CHALLENGE ->
Omit all pictures. Copy the rest of the material exactly.

RECORDS FOR PROCESSING ->
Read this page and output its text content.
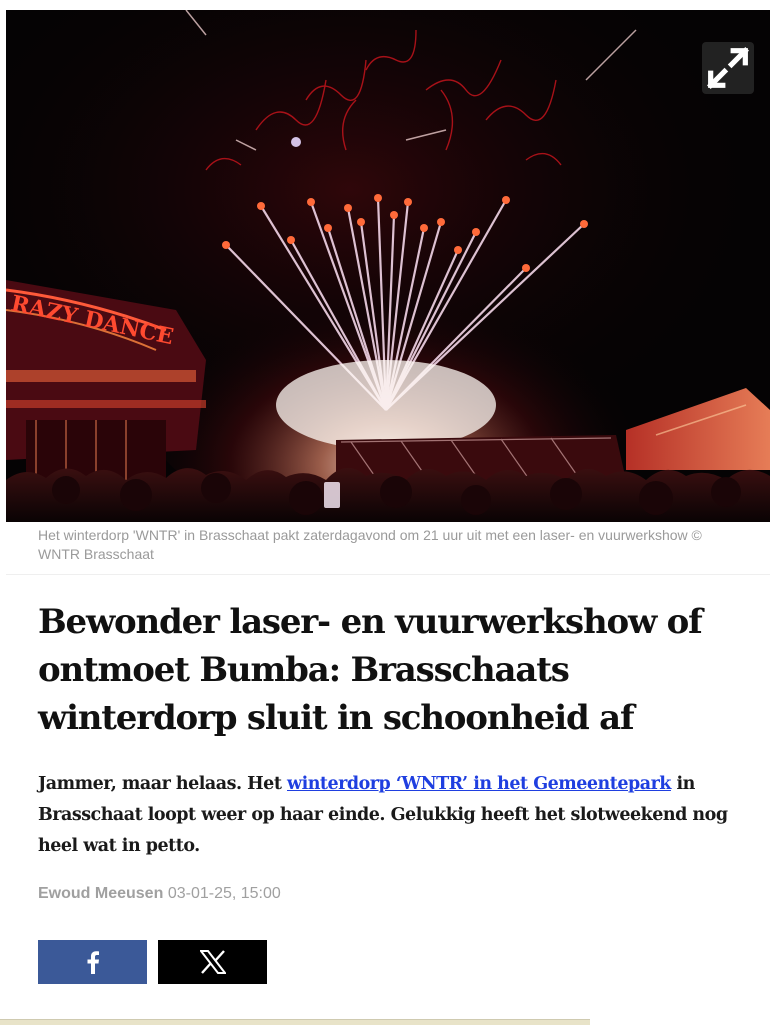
RAZY DANCE

Het winterdorp 'WNTR' in Brasschaat pakt zaterdagavond om 21 uur uit met een laser- en vuurwerkshow © WNTR Brasschaat

Bewonder laser- en vuurwerkshow of ontmoet Bumba: Brasschaats winterdorp sluit in schoonheid af

Jammer, maar helaas. Het winterdorp ‘WNTR’ in het Gemeentepark in Brasschaat loopt weer op haar einde. Gelukkig heeft het slotweekend nog heel wat in petto.

Ewoud Meeusen 03-01-25, 15:00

THE ANSWER ->
Read this page and output its text content.
RAZY DANCE

Het winterdorp 'WNTR' in Brasschaat pakt zaterdagavond om 21 uur uit met een laser- en vuurwerkshow © WNTR Brasschaat

Bewonder laser- en vuurwerkshow of ontmoet Bumba: Brasschaats winterdorp sluit in schoonheid af

Jammer, maar helaas. Het winterdorp ‘WNTR’ in het Gemeentepark in Brasschaat loopt weer op haar einde. Gelukkig heeft het slotweekend nog heel wat in petto.

Ewoud Meeusen 03-01-25, 15:00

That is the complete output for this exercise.